-- Stored records start --
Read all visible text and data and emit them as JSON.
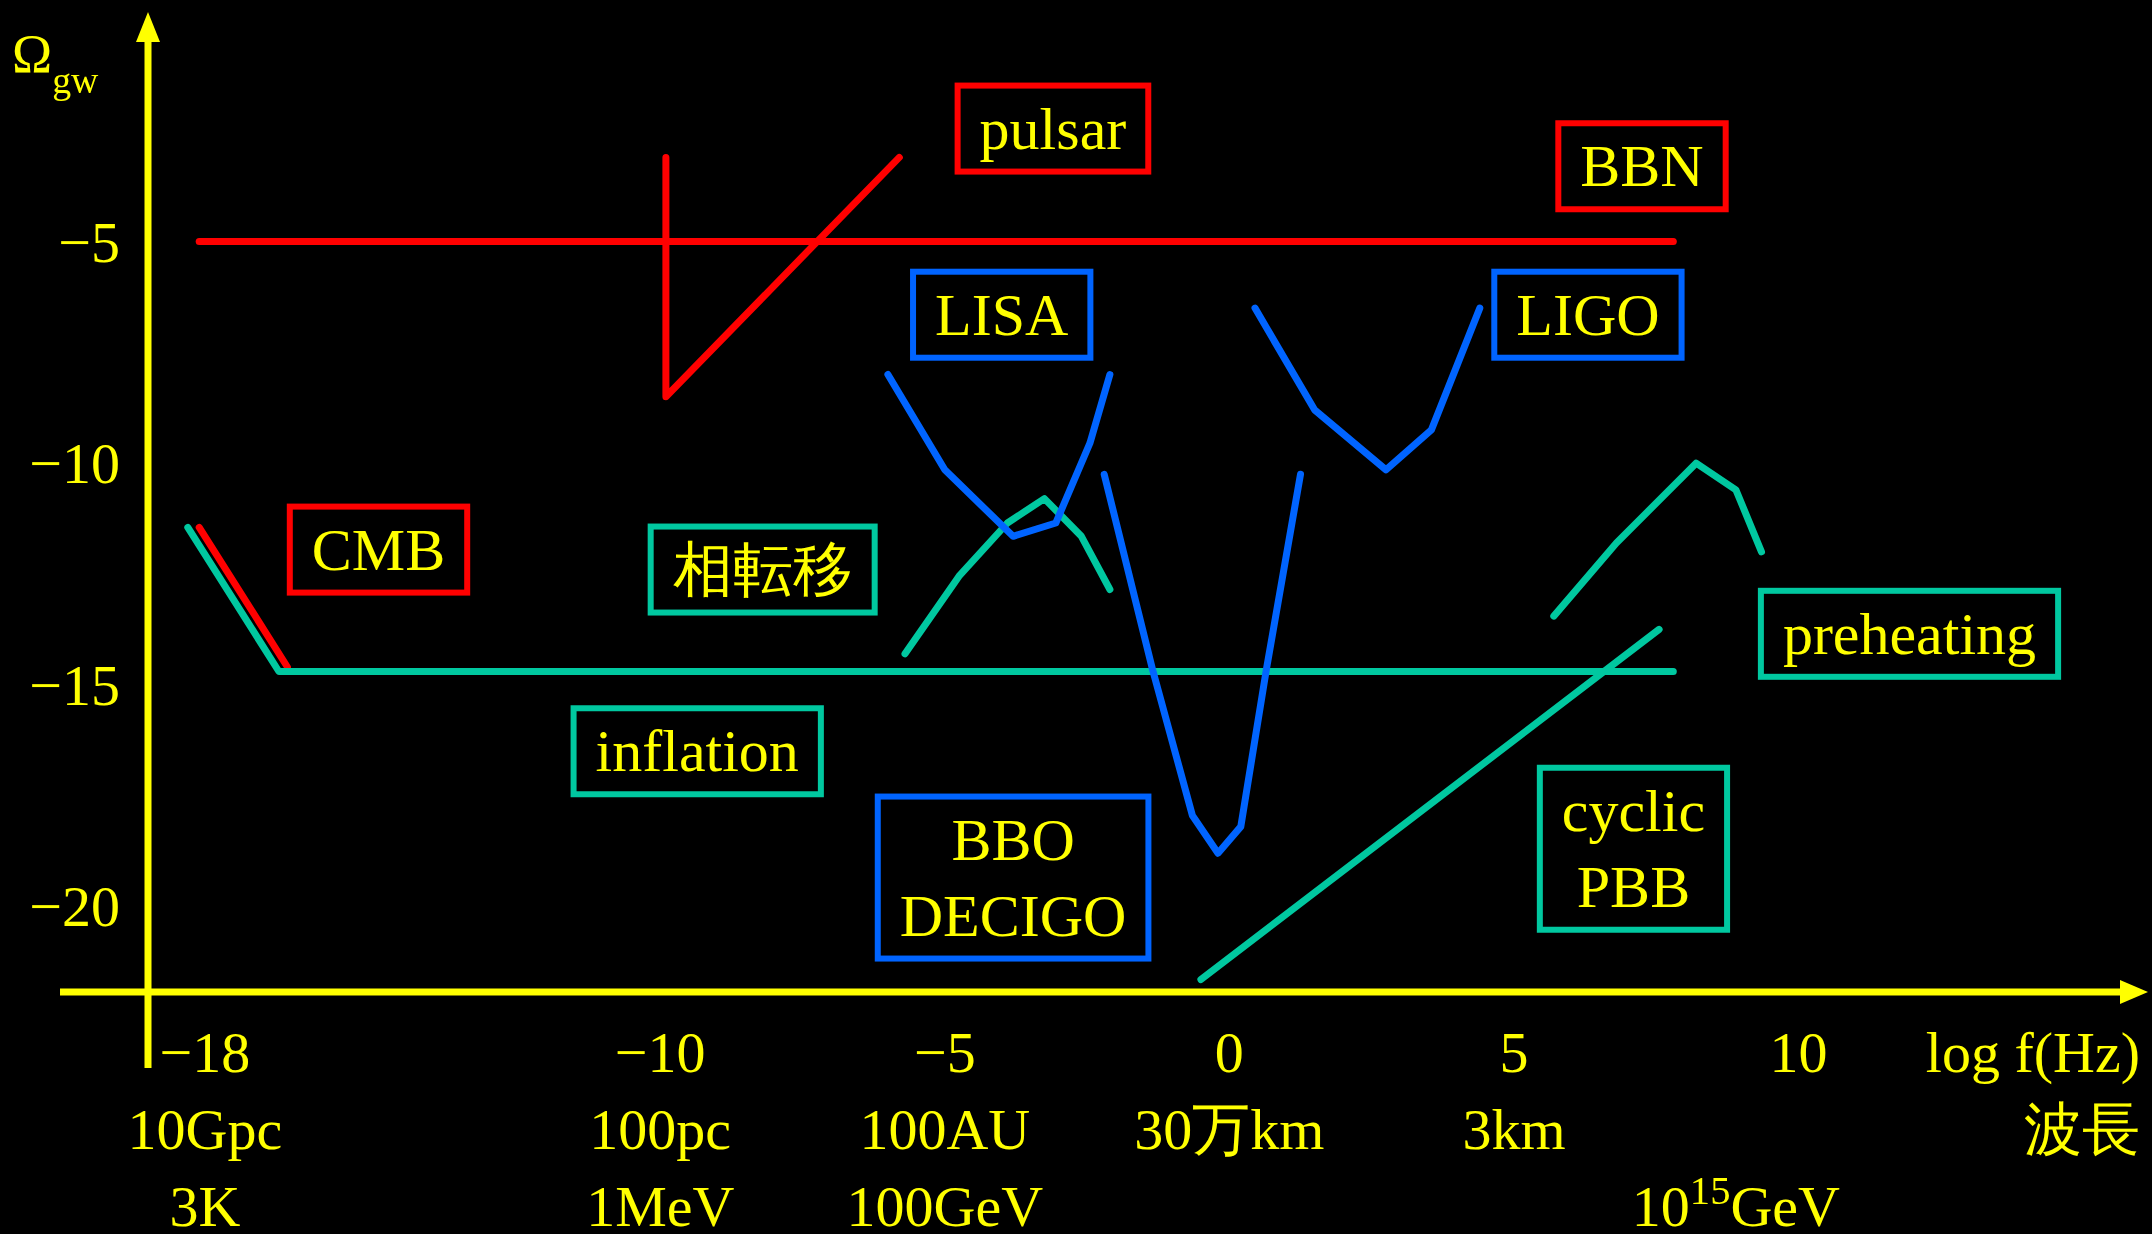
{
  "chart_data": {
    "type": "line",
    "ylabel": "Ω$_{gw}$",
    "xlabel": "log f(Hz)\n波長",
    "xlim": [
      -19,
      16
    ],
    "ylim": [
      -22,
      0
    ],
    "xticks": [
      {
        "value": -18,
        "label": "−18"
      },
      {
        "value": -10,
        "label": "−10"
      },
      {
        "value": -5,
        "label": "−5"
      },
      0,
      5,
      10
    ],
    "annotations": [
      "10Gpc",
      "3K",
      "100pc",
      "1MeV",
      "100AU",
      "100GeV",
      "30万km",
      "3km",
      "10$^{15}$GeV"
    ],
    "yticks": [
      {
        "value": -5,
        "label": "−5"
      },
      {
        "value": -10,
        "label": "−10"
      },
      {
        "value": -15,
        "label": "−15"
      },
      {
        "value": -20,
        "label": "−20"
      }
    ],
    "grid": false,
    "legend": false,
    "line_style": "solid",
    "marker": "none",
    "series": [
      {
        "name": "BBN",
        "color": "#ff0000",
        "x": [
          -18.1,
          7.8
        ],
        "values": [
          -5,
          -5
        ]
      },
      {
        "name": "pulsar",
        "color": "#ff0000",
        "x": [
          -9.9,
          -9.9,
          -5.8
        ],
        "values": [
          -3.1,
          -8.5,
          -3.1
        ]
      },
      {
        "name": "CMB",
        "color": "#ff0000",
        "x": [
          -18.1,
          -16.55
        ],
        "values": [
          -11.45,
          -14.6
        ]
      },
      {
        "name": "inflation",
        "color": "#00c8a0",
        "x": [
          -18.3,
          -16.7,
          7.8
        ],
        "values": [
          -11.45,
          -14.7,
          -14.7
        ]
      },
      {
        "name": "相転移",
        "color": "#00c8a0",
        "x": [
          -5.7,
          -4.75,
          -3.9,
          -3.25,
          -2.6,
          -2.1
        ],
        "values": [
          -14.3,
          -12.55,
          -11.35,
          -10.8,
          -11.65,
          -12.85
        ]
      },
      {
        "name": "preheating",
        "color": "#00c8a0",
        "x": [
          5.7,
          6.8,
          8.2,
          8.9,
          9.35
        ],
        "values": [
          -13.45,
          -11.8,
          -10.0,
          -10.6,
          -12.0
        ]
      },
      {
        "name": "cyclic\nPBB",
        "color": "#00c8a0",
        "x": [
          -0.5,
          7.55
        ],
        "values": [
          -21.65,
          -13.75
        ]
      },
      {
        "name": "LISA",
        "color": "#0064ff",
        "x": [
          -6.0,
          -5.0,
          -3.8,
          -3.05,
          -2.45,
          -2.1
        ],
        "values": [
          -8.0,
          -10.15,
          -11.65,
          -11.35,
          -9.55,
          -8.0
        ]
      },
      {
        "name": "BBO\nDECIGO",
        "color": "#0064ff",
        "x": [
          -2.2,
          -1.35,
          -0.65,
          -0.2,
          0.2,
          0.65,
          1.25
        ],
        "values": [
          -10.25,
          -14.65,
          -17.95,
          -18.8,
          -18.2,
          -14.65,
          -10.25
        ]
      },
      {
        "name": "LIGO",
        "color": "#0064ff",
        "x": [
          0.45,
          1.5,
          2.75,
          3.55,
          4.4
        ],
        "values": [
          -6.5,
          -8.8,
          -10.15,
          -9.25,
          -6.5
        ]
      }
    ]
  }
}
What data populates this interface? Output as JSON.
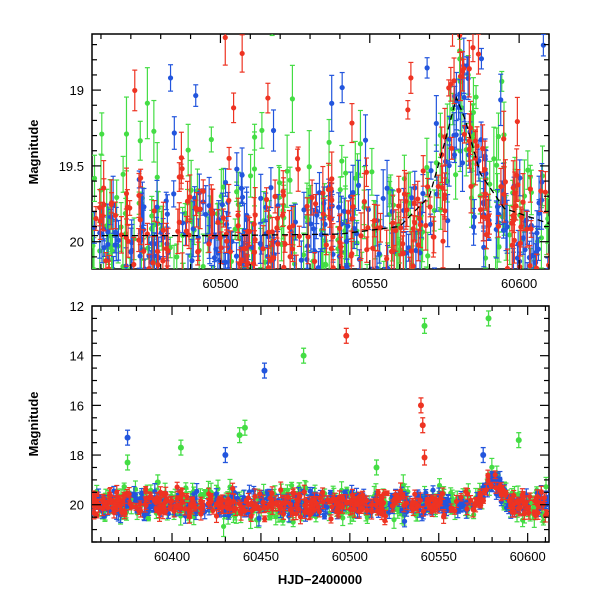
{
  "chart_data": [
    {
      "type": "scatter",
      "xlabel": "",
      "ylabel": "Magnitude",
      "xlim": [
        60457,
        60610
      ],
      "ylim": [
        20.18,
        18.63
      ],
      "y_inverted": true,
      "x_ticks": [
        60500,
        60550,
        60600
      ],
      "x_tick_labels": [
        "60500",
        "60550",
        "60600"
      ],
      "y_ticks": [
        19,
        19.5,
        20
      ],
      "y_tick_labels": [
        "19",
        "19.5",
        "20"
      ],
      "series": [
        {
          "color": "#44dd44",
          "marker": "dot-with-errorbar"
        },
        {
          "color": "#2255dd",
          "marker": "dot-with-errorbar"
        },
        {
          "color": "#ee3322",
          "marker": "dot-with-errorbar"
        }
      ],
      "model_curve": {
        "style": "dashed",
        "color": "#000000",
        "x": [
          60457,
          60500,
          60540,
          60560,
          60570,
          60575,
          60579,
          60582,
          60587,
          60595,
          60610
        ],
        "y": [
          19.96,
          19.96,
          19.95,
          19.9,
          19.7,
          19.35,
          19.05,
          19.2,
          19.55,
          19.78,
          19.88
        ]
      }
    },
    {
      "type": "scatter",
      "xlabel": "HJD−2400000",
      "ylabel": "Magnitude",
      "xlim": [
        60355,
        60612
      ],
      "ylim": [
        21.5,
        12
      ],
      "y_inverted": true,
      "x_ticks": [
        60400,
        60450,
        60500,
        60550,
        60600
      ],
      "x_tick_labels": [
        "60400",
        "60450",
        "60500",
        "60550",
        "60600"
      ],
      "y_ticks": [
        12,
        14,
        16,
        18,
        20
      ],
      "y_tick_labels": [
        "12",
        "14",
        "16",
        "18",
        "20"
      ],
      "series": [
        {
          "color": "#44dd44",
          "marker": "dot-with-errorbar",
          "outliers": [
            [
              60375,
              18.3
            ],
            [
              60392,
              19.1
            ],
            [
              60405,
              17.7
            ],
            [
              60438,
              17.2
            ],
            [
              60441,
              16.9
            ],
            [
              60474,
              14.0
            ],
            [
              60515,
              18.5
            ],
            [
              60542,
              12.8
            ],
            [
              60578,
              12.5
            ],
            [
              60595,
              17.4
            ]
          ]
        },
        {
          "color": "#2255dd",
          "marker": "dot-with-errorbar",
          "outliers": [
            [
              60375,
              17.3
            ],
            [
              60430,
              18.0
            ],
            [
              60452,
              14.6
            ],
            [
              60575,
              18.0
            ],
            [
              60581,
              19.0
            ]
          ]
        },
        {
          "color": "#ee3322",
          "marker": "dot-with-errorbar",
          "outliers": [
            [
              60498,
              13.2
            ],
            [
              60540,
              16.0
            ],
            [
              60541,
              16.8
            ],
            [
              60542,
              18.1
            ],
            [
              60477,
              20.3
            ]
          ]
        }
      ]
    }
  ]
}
-- Stored records end --
Every line above should be repeated exactly; pictures stay out of the copy.

Read all visible text and data and emit them as JSON.
{
  "chart_data": {
    "type": "line",
    "ylabel": "Ω$_{gw}$",
    "xlabel": "log f(Hz)\n波長",
    "xlim": [
      -19,
      16
    ],
    "ylim": [
      -22,
      0
    ],
    "xticks": [
      {
        "value": -18,
        "label": "−18"
      },
      {
        "value": -10,
        "label": "−10"
      },
      {
        "value": -5,
        "label": "−5"
      },
      0,
      5,
      10
    ],
    "annotations": [
      "10Gpc",
      "3K",
      "100pc",
      "1MeV",
      "100AU",
      "100GeV",
      "30万km",
      "3km",
      "10$^{15}$GeV"
    ],
    "yticks": [
      {
        "value": -5,
        "label": "−5"
      },
      {
        "value": -10,
        "label": "−10"
      },
      {
        "value": -15,
        "label": "−15"
      },
      {
        "value": -20,
        "label": "−20"
      }
    ],
    "grid": false,
    "legend": false,
    "line_style": "solid",
    "marker": "none",
    "series": [
      {
        "name": "BBN",
        "color": "#ff0000",
        "x": [
          -18.1,
          7.8
        ],
        "values": [
          -5,
          -5
        ]
      },
      {
        "name": "pulsar",
        "color": "#ff0000",
        "x": [
          -9.9,
          -9.9,
          -5.8
        ],
        "values": [
          -3.1,
          -8.5,
          -3.1
        ]
      },
      {
        "name": "CMB",
        "color": "#ff0000",
        "x": [
          -18.1,
          -16.55
        ],
        "values": [
          -11.45,
          -14.6
        ]
      },
      {
        "name": "inflation",
        "color": "#00c8a0",
        "x": [
          -18.3,
          -16.7,
          7.8
        ],
        "values": [
          -11.45,
          -14.7,
          -14.7
        ]
      },
      {
        "name": "相転移",
        "color": "#00c8a0",
        "x": [
          -5.7,
          -4.75,
          -3.9,
          -3.25,
          -2.6,
          -2.1
        ],
        "values": [
          -14.3,
          -12.55,
          -11.35,
          -10.8,
          -11.65,
          -12.85
        ]
      },
      {
        "name": "preheating",
        "color": "#00c8a0",
        "x": [
          5.7,
          6.8,
          8.2,
          8.9,
          9.35
        ],
        "values": [
          -13.45,
          -11.8,
          -10.0,
          -10.6,
          -12.0
        ]
      },
      {
        "name": "cyclic\nPBB",
        "color": "#00c8a0",
        "x": [
          -0.5,
          7.55
        ],
        "values": [
          -21.65,
          -13.75
        ]
      },
      {
        "name": "LISA",
        "color": "#0064ff",
        "x": [
          -6.0,
          -5.0,
          -3.8,
          -3.05,
          -2.45,
          -2.1
        ],
        "values": [
          -8.0,
          -10.15,
          -11.65,
          -11.35,
          -9.55,
          -8.0
        ]
      },
      {
        "name": "BBO\nDECIGO",
        "color": "#0064ff",
        "x": [
          -2.2,
          -1.35,
          -0.65,
          -0.2,
          0.2,
          0.65,
          1.25
        ],
        "values": [
          -10.25,
          -14.65,
          -17.95,
          -18.8,
          -18.2,
          -14.65,
          -10.25
        ]
      },
      {
        "name": "LIGO",
        "color": "#0064ff",
        "x": [
          0.45,
          1.5,
          2.75,
          3.55,
          4.4
        ],
        "values": [
          -6.5,
          -8.8,
          -10.15,
          -9.25,
          -6.5
        ]
      }
    ]
  }
}
What data populates this interface? Output as JSON.
{
  "chart_data": [
    {
      "type": "scatter",
      "xlabel": "",
      "ylabel": "Magnitude",
      "xlim": [
        60457,
        60610
      ],
      "ylim": [
        20.18,
        18.63
      ],
      "y_inverted": true,
      "x_ticks": [
        60500,
        60550,
        60600
      ],
      "x_tick_labels": [
        "60500",
        "60550",
        "60600"
      ],
      "y_ticks": [
        19,
        19.5,
        20
      ],
      "y_tick_labels": [
        "19",
        "19.5",
        "20"
      ],
      "series": [
        {
          "color": "#44dd44",
          "marker": "dot-with-errorbar"
        },
        {
          "color": "#2255dd",
          "marker": "dot-with-errorbar"
        },
        {
          "color": "#ee3322",
          "marker": "dot-with-errorbar"
        }
      ],
      "model_curve": {
        "style": "dashed",
        "color": "#000000",
        "x": [
          60457,
          60500,
          60540,
          60560,
          60570,
          60575,
          60579,
          60582,
          60587,
          60595,
          60610
        ],
        "y": [
          19.96,
          19.96,
          19.95,
          19.9,
          19.7,
          19.35,
          19.05,
          19.2,
          19.55,
          19.78,
          19.88
        ]
      }
    },
    {
      "type": "scatter",
      "xlabel": "HJD−2400000",
      "ylabel": "Magnitude",
      "xlim": [
        60355,
        60612
      ],
      "ylim": [
        21.5,
        12
      ],
      "y_inverted": true,
      "x_ticks": [
        60400,
        60450,
        60500,
        60550,
        60600
      ],
      "x_tick_labels": [
        "60400",
        "60450",
        "60500",
        "60550",
        "60600"
      ],
      "y_ticks": [
        12,
        14,
        16,
        18,
        20
      ],
      "y_tick_labels": [
        "12",
        "14",
        "16",
        "18",
        "20"
      ],
      "series": [
        {
          "color": "#44dd44",
          "marker": "dot-with-errorbar",
          "outliers": [
            [
              60375,
              18.3
            ],
            [
              60392,
              19.1
            ],
            [
              60405,
              17.7
            ],
            [
              60438,
              17.2
            ],
            [
              60441,
              16.9
            ],
            [
              60474,
              14.0
            ],
            [
              60515,
              18.5
            ],
            [
              60542,
              12.8
            ],
            [
              60578,
              12.5
            ],
            [
              60595,
              17.4
            ]
          ]
        },
        {
          "color": "#2255dd",
          "marker": "dot-with-errorbar",
          "outliers": [
            [
              60375,
              17.3
            ],
            [
              60430,
              18.0
            ],
            [
              60452,
              14.6
            ],
            [
              60575,
              18.0
            ],
            [
              60581,
              19.0
            ]
          ]
        },
        {
          "color": "#ee3322",
          "marker": "dot-with-errorbar",
          "outliers": [
            [
              60498,
              13.2
            ],
            [
              60540,
              16.0
            ],
            [
              60541,
              16.8
            ],
            [
              60542,
              18.1
            ],
            [
              60477,
              20.3
            ]
          ]
        }
      ]
    }
  ]
}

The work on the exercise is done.